__Objective__. Below are records; work out how many of their lines contain "this" and give only that number.

-- start of Task inputs --

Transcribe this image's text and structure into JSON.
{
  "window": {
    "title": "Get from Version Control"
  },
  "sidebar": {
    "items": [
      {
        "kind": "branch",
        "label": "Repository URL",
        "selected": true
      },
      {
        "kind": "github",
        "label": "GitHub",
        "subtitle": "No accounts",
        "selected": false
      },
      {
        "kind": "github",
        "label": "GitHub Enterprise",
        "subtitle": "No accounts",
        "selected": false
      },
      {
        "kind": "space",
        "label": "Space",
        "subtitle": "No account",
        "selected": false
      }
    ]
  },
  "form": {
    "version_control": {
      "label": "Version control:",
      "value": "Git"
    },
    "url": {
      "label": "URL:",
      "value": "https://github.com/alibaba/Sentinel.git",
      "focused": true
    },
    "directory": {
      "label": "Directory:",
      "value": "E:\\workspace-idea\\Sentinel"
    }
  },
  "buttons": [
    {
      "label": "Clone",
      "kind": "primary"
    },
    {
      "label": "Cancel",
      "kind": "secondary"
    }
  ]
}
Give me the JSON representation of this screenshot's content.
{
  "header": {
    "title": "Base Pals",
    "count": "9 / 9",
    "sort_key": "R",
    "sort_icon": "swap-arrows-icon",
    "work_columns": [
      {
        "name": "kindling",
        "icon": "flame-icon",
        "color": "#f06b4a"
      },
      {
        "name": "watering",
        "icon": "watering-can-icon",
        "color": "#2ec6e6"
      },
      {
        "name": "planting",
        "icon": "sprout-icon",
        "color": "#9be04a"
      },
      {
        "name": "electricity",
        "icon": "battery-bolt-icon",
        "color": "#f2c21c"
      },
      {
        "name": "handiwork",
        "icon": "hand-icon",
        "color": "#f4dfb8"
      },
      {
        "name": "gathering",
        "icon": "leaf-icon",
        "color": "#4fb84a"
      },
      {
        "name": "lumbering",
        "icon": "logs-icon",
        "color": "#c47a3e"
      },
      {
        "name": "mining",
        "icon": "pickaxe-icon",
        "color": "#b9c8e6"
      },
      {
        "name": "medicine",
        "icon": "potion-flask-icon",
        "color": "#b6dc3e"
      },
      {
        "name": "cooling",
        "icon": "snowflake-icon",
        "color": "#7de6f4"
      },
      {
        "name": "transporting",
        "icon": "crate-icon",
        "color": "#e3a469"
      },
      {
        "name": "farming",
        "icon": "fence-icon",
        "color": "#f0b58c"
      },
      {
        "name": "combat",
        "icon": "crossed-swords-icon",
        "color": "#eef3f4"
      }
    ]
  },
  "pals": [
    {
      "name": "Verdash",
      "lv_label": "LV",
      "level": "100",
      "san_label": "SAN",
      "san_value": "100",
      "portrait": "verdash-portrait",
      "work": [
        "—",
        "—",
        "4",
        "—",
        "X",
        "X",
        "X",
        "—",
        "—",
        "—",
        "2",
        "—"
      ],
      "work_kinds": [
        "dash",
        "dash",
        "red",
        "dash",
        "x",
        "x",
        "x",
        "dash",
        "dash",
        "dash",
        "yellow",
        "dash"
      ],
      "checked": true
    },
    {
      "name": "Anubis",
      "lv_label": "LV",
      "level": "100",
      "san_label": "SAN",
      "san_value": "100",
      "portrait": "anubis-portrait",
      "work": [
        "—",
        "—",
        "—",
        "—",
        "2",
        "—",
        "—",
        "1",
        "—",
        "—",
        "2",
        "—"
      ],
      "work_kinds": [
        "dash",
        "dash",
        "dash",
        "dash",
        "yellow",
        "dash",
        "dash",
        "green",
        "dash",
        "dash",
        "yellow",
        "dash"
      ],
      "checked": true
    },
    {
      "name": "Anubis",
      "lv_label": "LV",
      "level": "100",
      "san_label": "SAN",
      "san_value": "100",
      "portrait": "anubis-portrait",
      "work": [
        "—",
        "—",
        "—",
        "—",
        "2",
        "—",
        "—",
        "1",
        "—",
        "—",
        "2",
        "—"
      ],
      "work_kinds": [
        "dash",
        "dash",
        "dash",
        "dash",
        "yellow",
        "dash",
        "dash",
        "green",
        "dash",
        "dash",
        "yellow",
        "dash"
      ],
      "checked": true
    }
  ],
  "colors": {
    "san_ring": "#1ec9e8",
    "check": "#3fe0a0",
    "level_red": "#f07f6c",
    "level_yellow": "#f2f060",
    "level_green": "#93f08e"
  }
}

-- end of Task inputs --

__Task solution__. 2